# Records supplied start

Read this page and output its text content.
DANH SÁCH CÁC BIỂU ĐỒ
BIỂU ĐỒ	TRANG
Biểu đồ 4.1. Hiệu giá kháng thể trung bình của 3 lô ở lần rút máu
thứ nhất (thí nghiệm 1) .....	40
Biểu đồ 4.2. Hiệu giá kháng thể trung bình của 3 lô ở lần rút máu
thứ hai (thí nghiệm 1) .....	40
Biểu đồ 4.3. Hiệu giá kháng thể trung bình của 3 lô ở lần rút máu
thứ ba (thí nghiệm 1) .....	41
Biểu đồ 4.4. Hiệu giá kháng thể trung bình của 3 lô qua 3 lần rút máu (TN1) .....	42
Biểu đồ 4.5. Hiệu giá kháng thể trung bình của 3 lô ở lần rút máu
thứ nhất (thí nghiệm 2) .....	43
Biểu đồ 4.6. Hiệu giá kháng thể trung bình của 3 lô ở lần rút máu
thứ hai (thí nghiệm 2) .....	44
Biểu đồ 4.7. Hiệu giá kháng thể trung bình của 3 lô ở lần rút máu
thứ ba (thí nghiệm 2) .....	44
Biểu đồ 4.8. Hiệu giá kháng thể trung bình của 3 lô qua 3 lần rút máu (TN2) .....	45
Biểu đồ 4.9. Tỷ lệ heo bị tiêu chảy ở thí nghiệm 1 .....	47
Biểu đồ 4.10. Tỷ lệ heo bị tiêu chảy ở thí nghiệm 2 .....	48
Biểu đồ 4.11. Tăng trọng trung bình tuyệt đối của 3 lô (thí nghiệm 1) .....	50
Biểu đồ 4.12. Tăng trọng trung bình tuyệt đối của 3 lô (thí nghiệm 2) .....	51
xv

# Records supplied end

*Goal*:
Gather each line in these records that contains the string "tiêu".

*Expected answer*:
Biểu đồ 4.9. Tỷ lệ heo bị tiêu chảy ở thí nghiệm 1 .....	47
Biểu đồ 4.10. Tỷ lệ heo bị tiêu chảy ở thí nghiệm 2 .....	48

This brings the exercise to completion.